§ **WHAT TO PRODUCE**: Return the entries below in their exact form, leaving the pictures out.

-*-

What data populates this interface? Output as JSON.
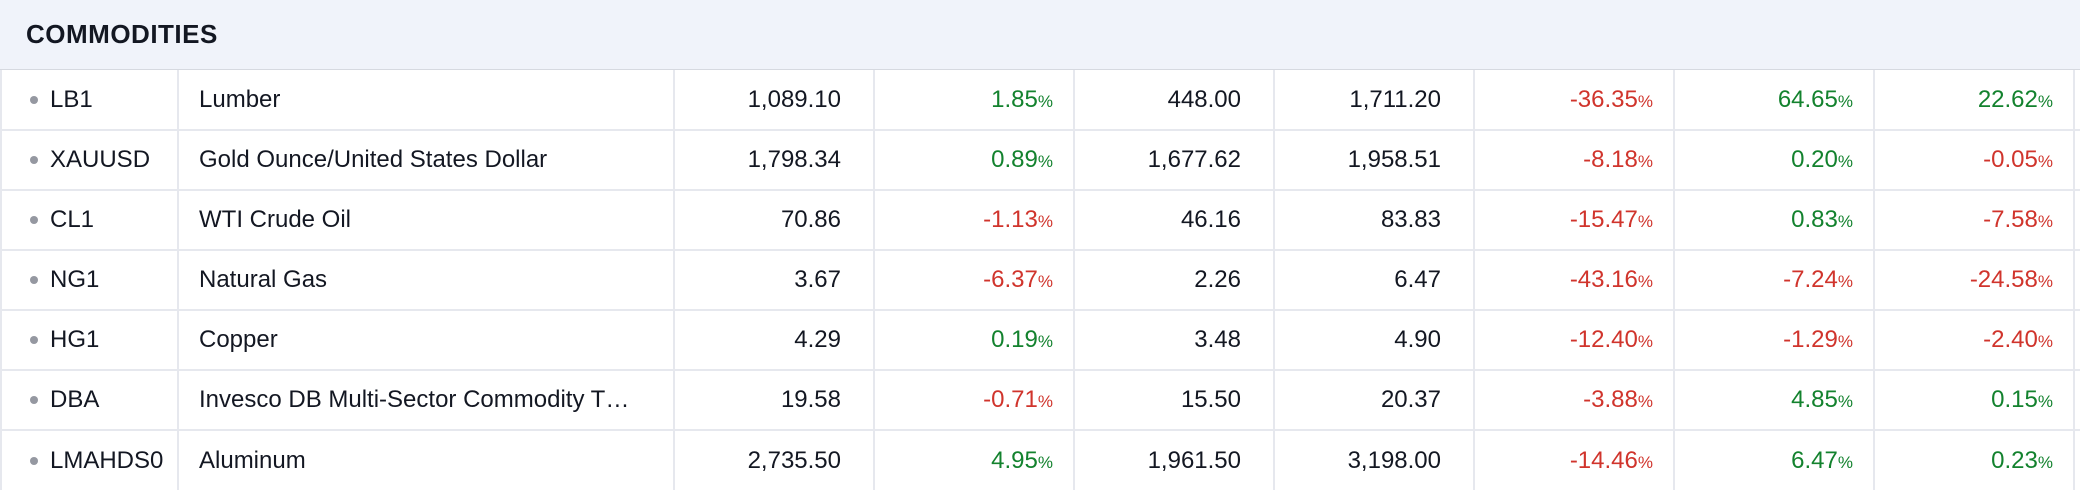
{
  "header": {
    "title": "COMMODITIES"
  },
  "rows": [
    {
      "symbol": "LB1",
      "name": "Lumber",
      "price": "1,089.10",
      "chg": {
        "value": "1.85",
        "unit": "%",
        "dir": "pos"
      },
      "low": "448.00",
      "high": "1,711.20",
      "p1": {
        "value": "-36.35",
        "unit": "%",
        "dir": "neg"
      },
      "p2": {
        "value": "64.65",
        "unit": "%",
        "dir": "pos"
      },
      "p3": {
        "value": "22.62",
        "unit": "%",
        "dir": "pos"
      }
    },
    {
      "symbol": "XAUUSD",
      "name": "Gold Ounce/United States Dollar",
      "price": "1,798.34",
      "chg": {
        "value": "0.89",
        "unit": "%",
        "dir": "pos"
      },
      "low": "1,677.62",
      "high": "1,958.51",
      "p1": {
        "value": "-8.18",
        "unit": "%",
        "dir": "neg"
      },
      "p2": {
        "value": "0.20",
        "unit": "%",
        "dir": "pos"
      },
      "p3": {
        "value": "-0.05",
        "unit": "%",
        "dir": "neg"
      }
    },
    {
      "symbol": "CL1",
      "name": "WTI Crude Oil",
      "price": "70.86",
      "chg": {
        "value": "-1.13",
        "unit": "%",
        "dir": "neg"
      },
      "low": "46.16",
      "high": "83.83",
      "p1": {
        "value": "-15.47",
        "unit": "%",
        "dir": "neg"
      },
      "p2": {
        "value": "0.83",
        "unit": "%",
        "dir": "pos"
      },
      "p3": {
        "value": "-7.58",
        "unit": "%",
        "dir": "neg"
      }
    },
    {
      "symbol": "NG1",
      "name": "Natural Gas",
      "price": "3.67",
      "chg": {
        "value": "-6.37",
        "unit": "%",
        "dir": "neg"
      },
      "low": "2.26",
      "high": "6.47",
      "p1": {
        "value": "-43.16",
        "unit": "%",
        "dir": "neg"
      },
      "p2": {
        "value": "-7.24",
        "unit": "%",
        "dir": "neg"
      },
      "p3": {
        "value": "-24.58",
        "unit": "%",
        "dir": "neg"
      }
    },
    {
      "symbol": "HG1",
      "name": "Copper",
      "price": "4.29",
      "chg": {
        "value": "0.19",
        "unit": "%",
        "dir": "pos"
      },
      "low": "3.48",
      "high": "4.90",
      "p1": {
        "value": "-12.40",
        "unit": "%",
        "dir": "neg"
      },
      "p2": {
        "value": "-1.29",
        "unit": "%",
        "dir": "neg"
      },
      "p3": {
        "value": "-2.40",
        "unit": "%",
        "dir": "neg"
      }
    },
    {
      "symbol": "DBA",
      "name": "Invesco DB Multi-Sector Commodity T…",
      "price": "19.58",
      "chg": {
        "value": "-0.71",
        "unit": "%",
        "dir": "neg"
      },
      "low": "15.50",
      "high": "20.37",
      "p1": {
        "value": "-3.88",
        "unit": "%",
        "dir": "neg"
      },
      "p2": {
        "value": "4.85",
        "unit": "%",
        "dir": "pos"
      },
      "p3": {
        "value": "0.15",
        "unit": "%",
        "dir": "pos"
      }
    },
    {
      "symbol": "LMAHDS0",
      "name": "Aluminum",
      "price": "2,735.50",
      "chg": {
        "value": "4.95",
        "unit": "%",
        "dir": "pos"
      },
      "low": "1,961.50",
      "high": "3,198.00",
      "p1": {
        "value": "-14.46",
        "unit": "%",
        "dir": "neg"
      },
      "p2": {
        "value": "6.47",
        "unit": "%",
        "dir": "pos"
      },
      "p3": {
        "value": "0.23",
        "unit": "%",
        "dir": "pos"
      }
    }
  ],
  "colors": {
    "positive": "#13822e",
    "negative": "#d0342c",
    "header_bg": "#f0f3fa",
    "grid": "#e6e8ee",
    "dot": "#9598a1"
  },
  "icons": {
    "row_marker": "bullet-dot-icon"
  }
}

-*-

§ **ANSWER TO THE EXERCISE**:
What data populates this interface? Output as JSON.
{
  "header": {
    "title": "COMMODITIES"
  },
  "rows": [
    {
      "symbol": "LB1",
      "name": "Lumber",
      "price": "1,089.10",
      "chg": {
        "value": "1.85",
        "unit": "%",
        "dir": "pos"
      },
      "low": "448.00",
      "high": "1,711.20",
      "p1": {
        "value": "-36.35",
        "unit": "%",
        "dir": "neg"
      },
      "p2": {
        "value": "64.65",
        "unit": "%",
        "dir": "pos"
      },
      "p3": {
        "value": "22.62",
        "unit": "%",
        "dir": "pos"
      }
    },
    {
      "symbol": "XAUUSD",
      "name": "Gold Ounce/United States Dollar",
      "price": "1,798.34",
      "chg": {
        "value": "0.89",
        "unit": "%",
        "dir": "pos"
      },
      "low": "1,677.62",
      "high": "1,958.51",
      "p1": {
        "value": "-8.18",
        "unit": "%",
        "dir": "neg"
      },
      "p2": {
        "value": "0.20",
        "unit": "%",
        "dir": "pos"
      },
      "p3": {
        "value": "-0.05",
        "unit": "%",
        "dir": "neg"
      }
    },
    {
      "symbol": "CL1",
      "name": "WTI Crude Oil",
      "price": "70.86",
      "chg": {
        "value": "-1.13",
        "unit": "%",
        "dir": "neg"
      },
      "low": "46.16",
      "high": "83.83",
      "p1": {
        "value": "-15.47",
        "unit": "%",
        "dir": "neg"
      },
      "p2": {
        "value": "0.83",
        "unit": "%",
        "dir": "pos"
      },
      "p3": {
        "value": "-7.58",
        "unit": "%",
        "dir": "neg"
      }
    },
    {
      "symbol": "NG1",
      "name": "Natural Gas",
      "price": "3.67",
      "chg": {
        "value": "-6.37",
        "unit": "%",
        "dir": "neg"
      },
      "low": "2.26",
      "high": "6.47",
      "p1": {
        "value": "-43.16",
        "unit": "%",
        "dir": "neg"
      },
      "p2": {
        "value": "-7.24",
        "unit": "%",
        "dir": "neg"
      },
      "p3": {
        "value": "-24.58",
        "unit": "%",
        "dir": "neg"
      }
    },
    {
      "symbol": "HG1",
      "name": "Copper",
      "price": "4.29",
      "chg": {
        "value": "0.19",
        "unit": "%",
        "dir": "pos"
      },
      "low": "3.48",
      "high": "4.90",
      "p1": {
        "value": "-12.40",
        "unit": "%",
        "dir": "neg"
      },
      "p2": {
        "value": "-1.29",
        "unit": "%",
        "dir": "neg"
      },
      "p3": {
        "value": "-2.40",
        "unit": "%",
        "dir": "neg"
      }
    },
    {
      "symbol": "DBA",
      "name": "Invesco DB Multi-Sector Commodity T…",
      "price": "19.58",
      "chg": {
        "value": "-0.71",
        "unit": "%",
        "dir": "neg"
      },
      "low": "15.50",
      "high": "20.37",
      "p1": {
        "value": "-3.88",
        "unit": "%",
        "dir": "neg"
      },
      "p2": {
        "value": "4.85",
        "unit": "%",
        "dir": "pos"
      },
      "p3": {
        "value": "0.15",
        "unit": "%",
        "dir": "pos"
      }
    },
    {
      "symbol": "LMAHDS0",
      "name": "Aluminum",
      "price": "2,735.50",
      "chg": {
        "value": "4.95",
        "unit": "%",
        "dir": "pos"
      },
      "low": "1,961.50",
      "high": "3,198.00",
      "p1": {
        "value": "-14.46",
        "unit": "%",
        "dir": "neg"
      },
      "p2": {
        "value": "6.47",
        "unit": "%",
        "dir": "pos"
      },
      "p3": {
        "value": "0.23",
        "unit": "%",
        "dir": "pos"
      }
    }
  ],
  "colors": {
    "positive": "#13822e",
    "negative": "#d0342c",
    "header_bg": "#f0f3fa",
    "grid": "#e6e8ee",
    "dot": "#9598a1"
  },
  "icons": {
    "row_marker": "bullet-dot-icon"
  }
}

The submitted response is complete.